▸ What is required
List, from the lines below, each one with "ylabel" in it.

▸ Dataset rows
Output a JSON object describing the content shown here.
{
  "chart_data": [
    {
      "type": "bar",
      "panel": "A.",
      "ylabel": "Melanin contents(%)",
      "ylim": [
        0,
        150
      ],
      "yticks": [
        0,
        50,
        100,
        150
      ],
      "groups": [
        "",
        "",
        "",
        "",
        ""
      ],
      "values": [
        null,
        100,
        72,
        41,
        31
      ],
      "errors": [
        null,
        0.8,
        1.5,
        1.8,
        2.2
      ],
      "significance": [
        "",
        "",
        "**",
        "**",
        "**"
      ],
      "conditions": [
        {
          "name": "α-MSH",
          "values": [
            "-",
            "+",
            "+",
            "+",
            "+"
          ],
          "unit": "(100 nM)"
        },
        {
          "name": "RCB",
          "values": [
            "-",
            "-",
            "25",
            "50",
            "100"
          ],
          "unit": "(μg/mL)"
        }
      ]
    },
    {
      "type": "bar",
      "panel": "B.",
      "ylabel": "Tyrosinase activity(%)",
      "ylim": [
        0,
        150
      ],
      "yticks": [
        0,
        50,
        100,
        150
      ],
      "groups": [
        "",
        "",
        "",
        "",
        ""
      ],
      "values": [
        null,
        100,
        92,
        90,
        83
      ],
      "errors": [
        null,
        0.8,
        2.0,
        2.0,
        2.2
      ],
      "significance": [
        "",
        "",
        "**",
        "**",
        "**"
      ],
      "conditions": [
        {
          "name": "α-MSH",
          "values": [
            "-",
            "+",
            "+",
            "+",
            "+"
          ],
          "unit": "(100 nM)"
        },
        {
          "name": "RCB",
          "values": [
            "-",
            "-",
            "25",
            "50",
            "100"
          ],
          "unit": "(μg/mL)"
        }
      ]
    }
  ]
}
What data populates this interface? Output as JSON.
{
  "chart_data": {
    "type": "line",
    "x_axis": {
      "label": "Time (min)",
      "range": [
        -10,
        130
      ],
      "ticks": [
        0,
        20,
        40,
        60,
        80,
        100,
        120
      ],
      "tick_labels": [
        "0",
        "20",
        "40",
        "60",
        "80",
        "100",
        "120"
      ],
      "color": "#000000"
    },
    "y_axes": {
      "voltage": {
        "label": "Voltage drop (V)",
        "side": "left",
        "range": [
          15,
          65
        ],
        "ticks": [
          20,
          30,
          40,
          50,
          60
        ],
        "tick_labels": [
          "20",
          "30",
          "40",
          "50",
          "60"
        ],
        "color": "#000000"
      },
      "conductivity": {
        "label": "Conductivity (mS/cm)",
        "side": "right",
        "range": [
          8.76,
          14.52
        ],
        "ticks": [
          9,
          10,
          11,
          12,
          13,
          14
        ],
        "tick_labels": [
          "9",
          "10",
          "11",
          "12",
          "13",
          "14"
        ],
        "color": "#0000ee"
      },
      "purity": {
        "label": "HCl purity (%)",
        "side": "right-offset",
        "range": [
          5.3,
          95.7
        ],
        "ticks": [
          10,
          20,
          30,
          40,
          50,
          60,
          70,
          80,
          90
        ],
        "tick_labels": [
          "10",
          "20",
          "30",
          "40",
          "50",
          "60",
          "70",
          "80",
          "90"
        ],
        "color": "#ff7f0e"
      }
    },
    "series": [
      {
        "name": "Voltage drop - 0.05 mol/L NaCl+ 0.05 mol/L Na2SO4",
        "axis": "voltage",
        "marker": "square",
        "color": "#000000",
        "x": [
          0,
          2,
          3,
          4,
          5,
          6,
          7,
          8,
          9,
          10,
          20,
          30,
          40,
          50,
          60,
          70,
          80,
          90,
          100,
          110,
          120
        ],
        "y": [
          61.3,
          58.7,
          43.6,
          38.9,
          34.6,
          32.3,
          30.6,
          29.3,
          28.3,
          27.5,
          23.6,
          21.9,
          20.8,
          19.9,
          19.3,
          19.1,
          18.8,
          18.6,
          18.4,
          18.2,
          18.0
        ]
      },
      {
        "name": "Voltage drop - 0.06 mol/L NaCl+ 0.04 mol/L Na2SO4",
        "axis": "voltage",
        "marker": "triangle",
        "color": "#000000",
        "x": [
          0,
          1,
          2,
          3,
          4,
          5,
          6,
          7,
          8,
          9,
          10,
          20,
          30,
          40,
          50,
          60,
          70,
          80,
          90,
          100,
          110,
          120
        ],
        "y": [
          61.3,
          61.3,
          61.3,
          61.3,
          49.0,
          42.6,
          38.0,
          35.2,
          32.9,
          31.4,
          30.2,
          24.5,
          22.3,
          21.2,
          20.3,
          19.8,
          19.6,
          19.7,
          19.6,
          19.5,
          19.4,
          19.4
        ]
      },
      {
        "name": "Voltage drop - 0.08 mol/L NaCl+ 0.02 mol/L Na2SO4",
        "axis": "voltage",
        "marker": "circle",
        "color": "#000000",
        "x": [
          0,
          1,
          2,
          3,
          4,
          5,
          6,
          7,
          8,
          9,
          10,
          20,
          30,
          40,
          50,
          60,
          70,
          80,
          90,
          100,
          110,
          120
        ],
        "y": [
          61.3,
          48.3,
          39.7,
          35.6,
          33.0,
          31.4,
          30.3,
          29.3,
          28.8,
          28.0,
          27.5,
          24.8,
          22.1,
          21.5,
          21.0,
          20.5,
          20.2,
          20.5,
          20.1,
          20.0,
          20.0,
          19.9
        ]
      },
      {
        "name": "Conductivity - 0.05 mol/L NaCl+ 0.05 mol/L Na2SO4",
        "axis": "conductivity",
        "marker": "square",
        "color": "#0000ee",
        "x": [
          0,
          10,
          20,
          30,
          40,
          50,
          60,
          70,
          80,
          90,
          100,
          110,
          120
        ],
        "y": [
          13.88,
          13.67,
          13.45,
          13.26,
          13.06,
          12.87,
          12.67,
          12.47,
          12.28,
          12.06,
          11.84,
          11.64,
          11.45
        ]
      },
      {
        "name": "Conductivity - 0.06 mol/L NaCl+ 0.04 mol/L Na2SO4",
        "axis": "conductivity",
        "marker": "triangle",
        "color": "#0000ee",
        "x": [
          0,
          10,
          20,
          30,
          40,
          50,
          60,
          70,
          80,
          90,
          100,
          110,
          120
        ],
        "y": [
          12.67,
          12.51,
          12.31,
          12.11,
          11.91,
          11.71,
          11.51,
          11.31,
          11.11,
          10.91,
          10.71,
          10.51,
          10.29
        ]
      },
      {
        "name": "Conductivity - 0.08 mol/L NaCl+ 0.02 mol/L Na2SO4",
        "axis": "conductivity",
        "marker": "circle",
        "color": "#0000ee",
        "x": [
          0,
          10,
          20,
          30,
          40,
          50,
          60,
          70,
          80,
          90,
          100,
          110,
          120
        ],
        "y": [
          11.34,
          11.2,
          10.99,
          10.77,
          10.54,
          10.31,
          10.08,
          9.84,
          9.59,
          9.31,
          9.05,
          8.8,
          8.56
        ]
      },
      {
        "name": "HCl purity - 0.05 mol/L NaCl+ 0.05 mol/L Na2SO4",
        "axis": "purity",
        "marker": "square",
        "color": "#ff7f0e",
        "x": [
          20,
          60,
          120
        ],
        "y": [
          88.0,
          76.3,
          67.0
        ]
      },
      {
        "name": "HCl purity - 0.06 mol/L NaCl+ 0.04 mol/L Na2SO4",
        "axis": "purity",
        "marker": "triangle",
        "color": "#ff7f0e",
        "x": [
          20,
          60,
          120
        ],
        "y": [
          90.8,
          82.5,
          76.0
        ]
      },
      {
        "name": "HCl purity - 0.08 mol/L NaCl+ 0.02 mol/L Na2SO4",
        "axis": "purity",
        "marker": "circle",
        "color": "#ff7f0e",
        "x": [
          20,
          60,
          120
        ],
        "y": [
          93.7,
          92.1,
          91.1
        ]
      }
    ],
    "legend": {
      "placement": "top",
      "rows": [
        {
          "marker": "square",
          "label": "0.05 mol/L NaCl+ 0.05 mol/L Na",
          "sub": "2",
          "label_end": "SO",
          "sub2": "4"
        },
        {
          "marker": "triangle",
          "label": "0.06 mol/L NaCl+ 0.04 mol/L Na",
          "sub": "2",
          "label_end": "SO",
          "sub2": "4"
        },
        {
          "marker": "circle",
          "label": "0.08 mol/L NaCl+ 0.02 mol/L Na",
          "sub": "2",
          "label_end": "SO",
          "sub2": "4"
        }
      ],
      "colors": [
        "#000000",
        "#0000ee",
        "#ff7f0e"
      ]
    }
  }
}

▸ Solved exercise
      "ylabel": "Melanin contents(%)",
      "ylabel": "Tyrosinase activity(%)",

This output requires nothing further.